### Instructions to follow
Type out the data exactly as given. Skip any image.

(Dataset rows about figures)
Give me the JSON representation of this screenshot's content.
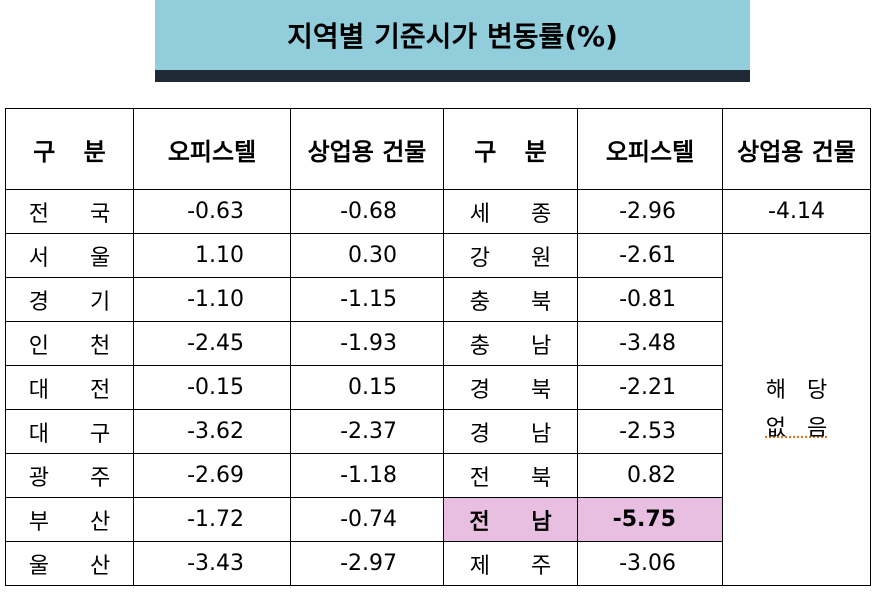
{
  "header": {
    "title": "지역별 기준시가 변동률(%)"
  },
  "table": {
    "columns": [
      "구 분",
      "오피스텔",
      "상업용 건물",
      "구 분",
      "오피스텔",
      "상업용 건물"
    ],
    "rows": [
      [
        "전 국",
        "-0.63",
        "-0.68",
        "세 종",
        "-2.96",
        "-4.14"
      ],
      [
        "서 울",
        "1.10",
        "0.30",
        "강 원",
        "-2.61"
      ],
      [
        "경 기",
        "-1.10",
        "-1.15",
        "충 북",
        "-0.81"
      ],
      [
        "인 천",
        "-2.45",
        "-1.93",
        "충 남",
        "-3.48"
      ],
      [
        "대 전",
        "-0.15",
        "0.15",
        "경 북",
        "-2.21"
      ],
      [
        "대 구",
        "-3.62",
        "-2.37",
        "경 남",
        "-2.53"
      ],
      [
        "광 주",
        "-2.69",
        "-1.18",
        "전 북",
        "0.82"
      ],
      [
        "부 산",
        "-1.72",
        "-0.74",
        "전 남",
        "-5.75"
      ],
      [
        "울 산",
        "-3.43",
        "-2.97",
        "제 주",
        "-3.06"
      ]
    ],
    "merged_note": [
      "해 당",
      "없 음"
    ]
  }
}
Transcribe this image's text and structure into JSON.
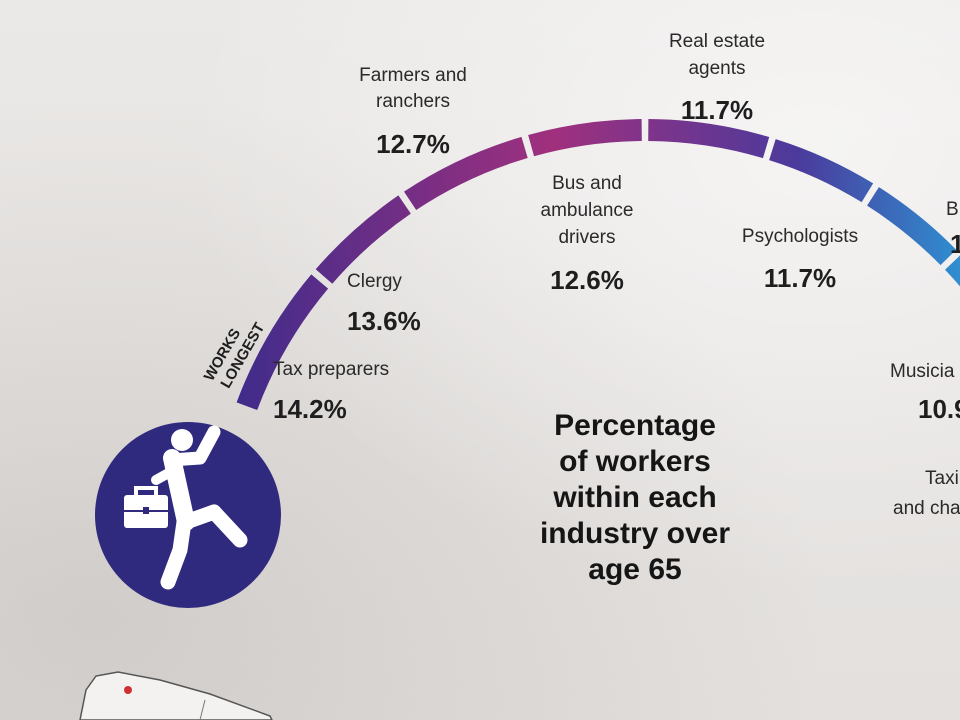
{
  "chart_data": {
    "type": "arc",
    "title_lines": [
      "Percentage",
      "of workers",
      "within each",
      "industry over",
      "age 65"
    ],
    "arc_label_lines": [
      "WORKS",
      "LONGEST"
    ],
    "unit": "%",
    "categories": [
      {
        "label": [
          "Tax preparers"
        ],
        "value": 14.2,
        "display": "14.2%"
      },
      {
        "label": [
          "Clergy"
        ],
        "value": 13.6,
        "display": "13.6%"
      },
      {
        "label": [
          "Farmers and",
          "ranchers"
        ],
        "value": 12.7,
        "display": "12.7%"
      },
      {
        "label": [
          "Bus and",
          "ambulance",
          "drivers"
        ],
        "value": 12.6,
        "display": "12.6%"
      },
      {
        "label": [
          "Real estate",
          "agents"
        ],
        "value": 11.7,
        "display": "11.7%"
      },
      {
        "label": [
          "Psychologists"
        ],
        "value": 11.7,
        "display": "11.7%"
      },
      {
        "label": [
          "B"
        ],
        "value": null,
        "display": "1"
      },
      {
        "label": [
          "Musicia"
        ],
        "value": null,
        "display": "10.9"
      },
      {
        "label": [
          "Taxi",
          "and cha"
        ],
        "value": null,
        "display": ""
      }
    ],
    "colors": {
      "arc_start": "#3b2c8c",
      "arc_mid": "#a0307e",
      "arc_end": "#2f8ed0",
      "icon_bg": "#2f2a7e",
      "icon_fg": "#ffffff"
    },
    "icon": "worker-with-briefcase-icon"
  }
}
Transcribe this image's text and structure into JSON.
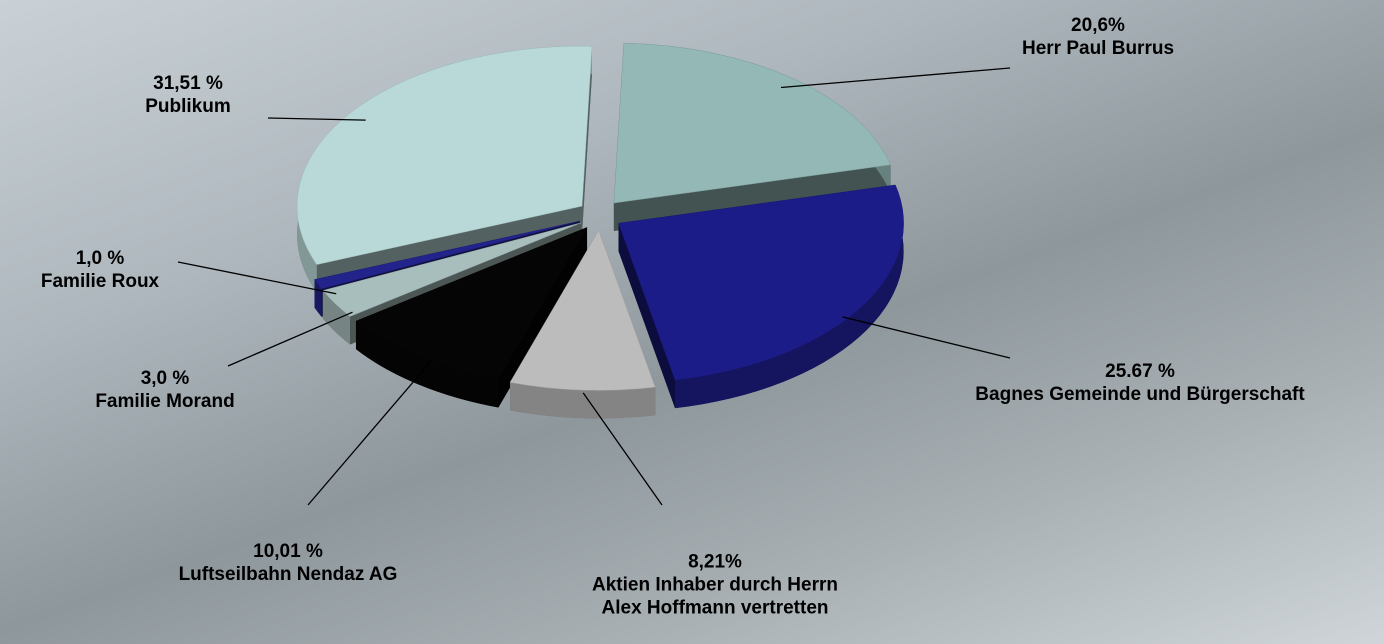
{
  "chart_data": {
    "type": "pie3d",
    "categories": [
      "Herr Paul Burrus",
      "Bagnes Gemeinde und Bürgerschaft",
      "Aktien Inhaber durch Herrn Alex Hoffmann vertretten",
      "Luftseilbahn Nendaz AG",
      "Familie Morand",
      "Familie Roux",
      "Publikum"
    ],
    "values": [
      20.6,
      25.67,
      8.21,
      10.01,
      3.0,
      1.0,
      31.51
    ],
    "value_labels": [
      "20,6%",
      "25.67 %",
      "8,21%",
      "10,01 %",
      "3,0 %",
      "1,0 %",
      "31,51 %"
    ],
    "colors": [
      "#93b8b6",
      "#1c1c88",
      "#bcbcbc",
      "#050505",
      "#a8bebd",
      "#23238c",
      "#b9d9d8"
    ]
  }
}
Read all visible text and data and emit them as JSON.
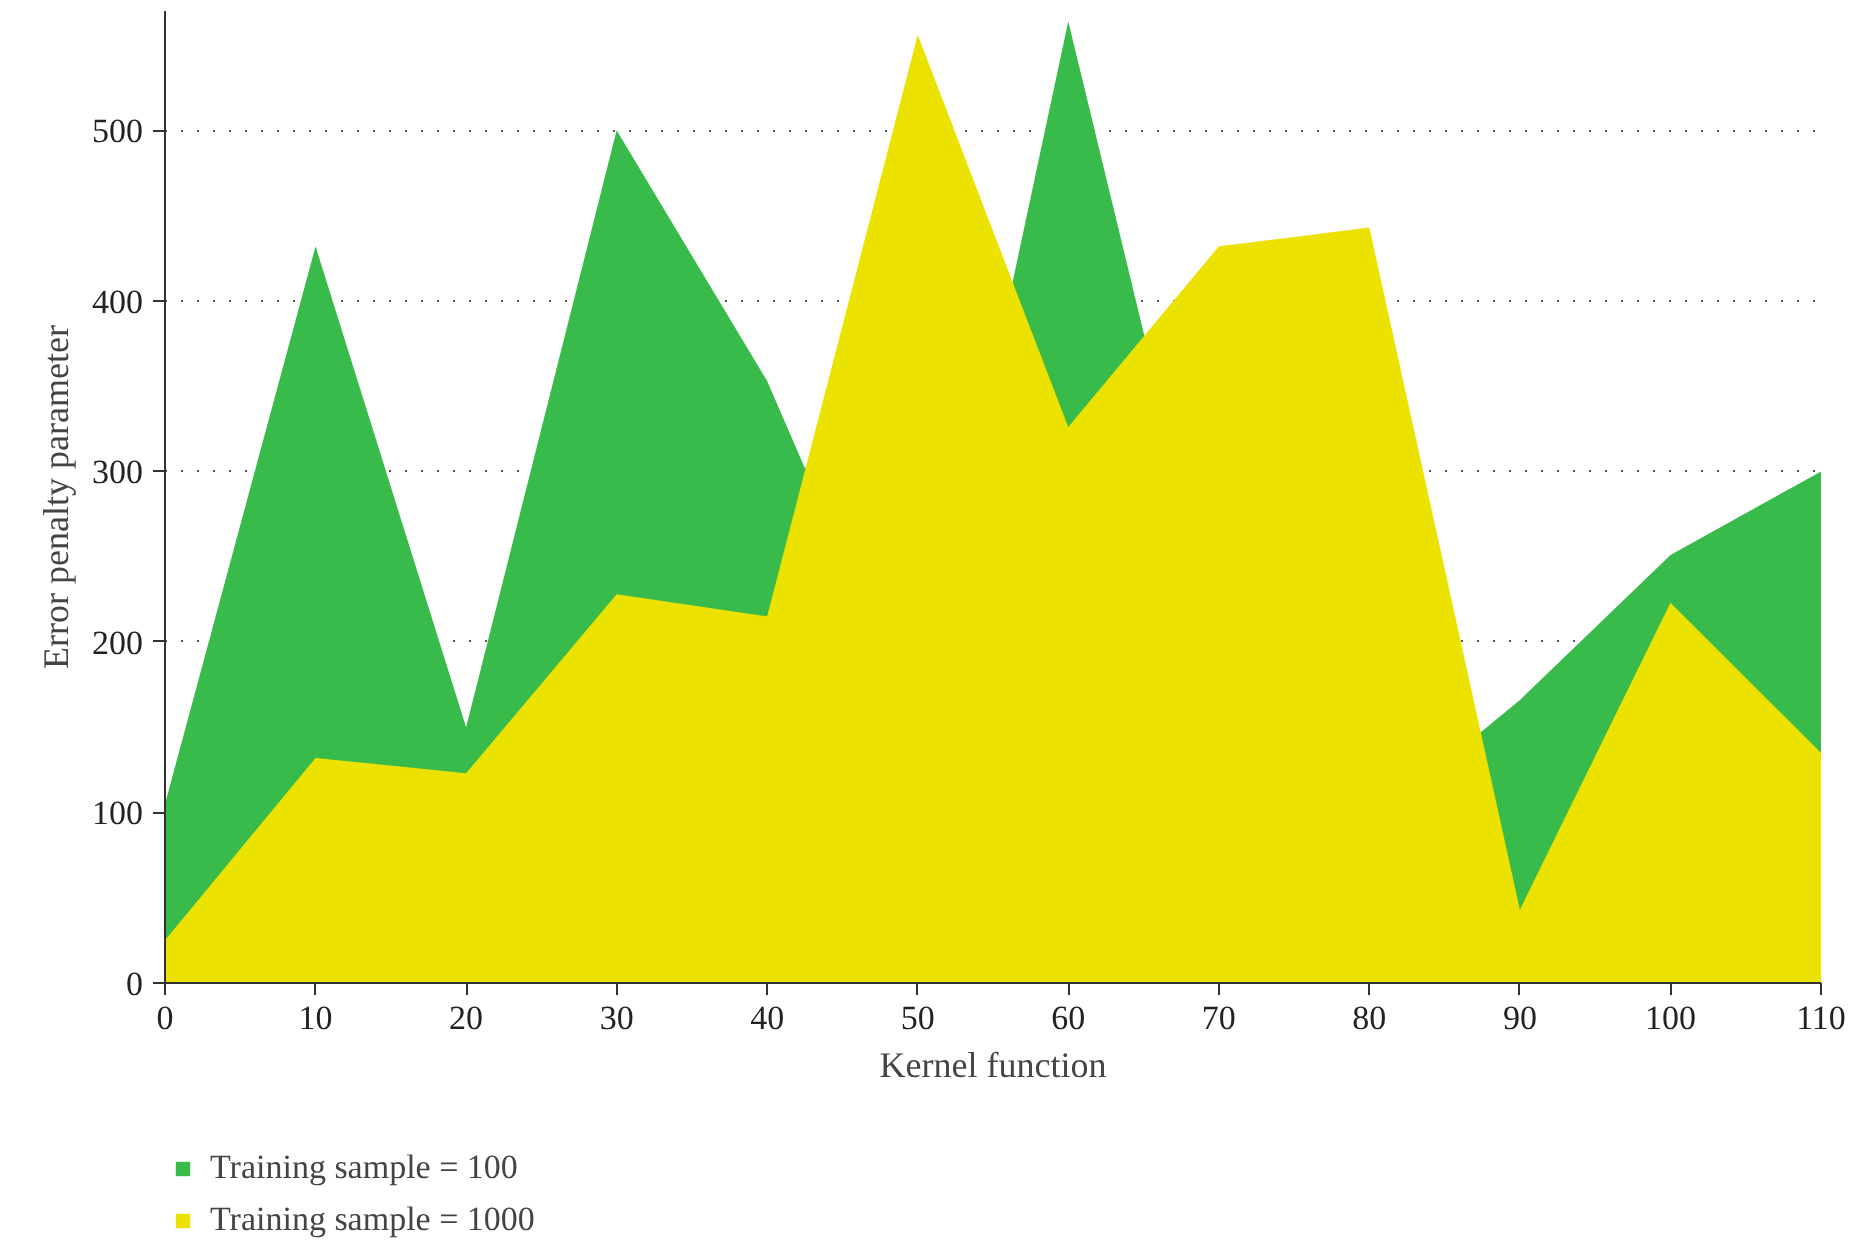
{
  "chart_data": {
    "type": "area",
    "xlabel": "Kernel function",
    "ylabel": "Error penalty parameter",
    "x": [
      0,
      10,
      20,
      30,
      40,
      50,
      60,
      70,
      80,
      90,
      100,
      110
    ],
    "series": [
      {
        "name": "Training sample = 100",
        "color": "#38bb4a",
        "x": [
          0,
          10,
          20,
          30,
          40,
          42.5,
          56.3,
          60,
          65.1,
          87.4,
          90,
          100,
          110
        ],
        "values": [
          105,
          432,
          150,
          500,
          353,
          302,
          411,
          564,
          378,
          147,
          166,
          251,
          300
        ]
      },
      {
        "name": "Training sample = 1000",
        "color": "#ece200",
        "values": [
          25,
          132,
          123,
          228,
          215,
          556,
          326,
          432,
          443,
          43,
          223,
          135
        ]
      }
    ],
    "xlim": [
      0,
      110
    ],
    "ylim": [
      0,
      570
    ],
    "xticks": [
      0,
      10,
      20,
      30,
      40,
      50,
      60,
      70,
      80,
      90,
      100,
      110
    ],
    "yticks": [
      0,
      100,
      200,
      300,
      400,
      500
    ],
    "grid": "y",
    "legend": "bottom left"
  }
}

### Expected output
Give me the JSON representation of this screenshot's content.
{
  "header": {
    "title": "지역별 기준시가 변동률(%)"
  },
  "table": {
    "columns": [
      "구 분",
      "오피스텔",
      "상업용 건물",
      "구 분",
      "오피스텔",
      "상업용 건물"
    ],
    "rows": [
      [
        "전 국",
        "-0.63",
        "-0.68",
        "세 종",
        "-2.96",
        "-4.14"
      ],
      [
        "서 울",
        "1.10",
        "0.30",
        "강 원",
        "-2.61"
      ],
      [
        "경 기",
        "-1.10",
        "-1.15",
        "충 북",
        "-0.81"
      ],
      [
        "인 천",
        "-2.45",
        "-1.93",
        "충 남",
        "-3.48"
      ],
      [
        "대 전",
        "-0.15",
        "0.15",
        "경 북",
        "-2.21"
      ],
      [
        "대 구",
        "-3.62",
        "-2.37",
        "경 남",
        "-2.53"
      ],
      [
        "광 주",
        "-2.69",
        "-1.18",
        "전 북",
        "0.82"
      ],
      [
        "부 산",
        "-1.72",
        "-0.74",
        "전 남",
        "-5.75"
      ],
      [
        "울 산",
        "-3.43",
        "-2.97",
        "제 주",
        "-3.06"
      ]
    ],
    "merged_note": [
      "해 당",
      "없 음"
    ]
  }
}
Transcribe this image's text and structure into JSON.
{
  "chart_data": {
    "type": "arc",
    "title_lines": [
      "Percentage",
      "of workers",
      "within each",
      "industry over",
      "age 65"
    ],
    "arc_label_lines": [
      "WORKS",
      "LONGEST"
    ],
    "unit": "%",
    "categories": [
      {
        "label": [
          "Tax preparers"
        ],
        "value": 14.2,
        "display": "14.2%"
      },
      {
        "label": [
          "Clergy"
        ],
        "value": 13.6,
        "display": "13.6%"
      },
      {
        "label": [
          "Farmers and",
          "ranchers"
        ],
        "value": 12.7,
        "display": "12.7%"
      },
      {
        "label": [
          "Bus and",
          "ambulance",
          "drivers"
        ],
        "value": 12.6,
        "display": "12.6%"
      },
      {
        "label": [
          "Real estate",
          "agents"
        ],
        "value": 11.7,
        "display": "11.7%"
      },
      {
        "label": [
          "Psychologists"
        ],
        "value": 11.7,
        "display": "11.7%"
      },
      {
        "label": [
          "B"
        ],
        "value": null,
        "display": "1"
      },
      {
        "label": [
          "Musicia"
        ],
        "value": null,
        "display": "10.9"
      },
      {
        "label": [
          "Taxi",
          "and cha"
        ],
        "value": null,
        "display": ""
      }
    ],
    "colors": {
      "arc_start": "#3b2c8c",
      "arc_mid": "#a0307e",
      "arc_end": "#2f8ed0",
      "icon_bg": "#2f2a7e",
      "icon_fg": "#ffffff"
    },
    "icon": "worker-with-briefcase-icon"
  }
}
Transcribe this image's text and structure into JSON.
{
  "chart_data": {
    "type": "pie3d",
    "categories": [
      "Herr Paul Burrus",
      "Bagnes Gemeinde und Bürgerschaft",
      "Aktien Inhaber durch Herrn Alex Hoffmann vertretten",
      "Luftseilbahn Nendaz AG",
      "Familie Morand",
      "Familie Roux",
      "Publikum"
    ],
    "values": [
      20.6,
      25.67,
      8.21,
      10.01,
      3.0,
      1.0,
      31.51
    ],
    "value_labels": [
      "20,6%",
      "25.67 %",
      "8,21%",
      "10,01 %",
      "3,0 %",
      "1,0 %",
      "31,51 %"
    ],
    "colors": [
      "#93b8b6",
      "#1c1c88",
      "#bcbcbc",
      "#050505",
      "#a8bebd",
      "#23238c",
      "#b9d9d8"
    ]
  }
}
Read all visible text and data and emit them as JSON.
{
  "chart_data": {
    "type": "area",
    "xlabel": "Kernel function",
    "ylabel": "Error penalty parameter",
    "x": [
      0,
      10,
      20,
      30,
      40,
      50,
      60,
      70,
      80,
      90,
      100,
      110
    ],
    "series": [
      {
        "name": "Training sample = 100",
        "color": "#38bb4a",
        "x": [
          0,
          10,
          20,
          30,
          40,
          42.5,
          56.3,
          60,
          65.1,
          87.4,
          90,
          100,
          110
        ],
        "values": [
          105,
          432,
          150,
          500,
          353,
          302,
          411,
          564,
          378,
          147,
          166,
          251,
          300
        ]
      },
      {
        "name": "Training sample = 1000",
        "color": "#ece200",
        "values": [
          25,
          132,
          123,
          228,
          215,
          556,
          326,
          432,
          443,
          43,
          223,
          135
        ]
      }
    ],
    "xlim": [
      0,
      110
    ],
    "ylim": [
      0,
      570
    ],
    "xticks": [
      0,
      10,
      20,
      30,
      40,
      50,
      60,
      70,
      80,
      90,
      100,
      110
    ],
    "yticks": [
      0,
      100,
      200,
      300,
      400,
      500
    ],
    "grid": "y",
    "legend": "bottom left"
  }
}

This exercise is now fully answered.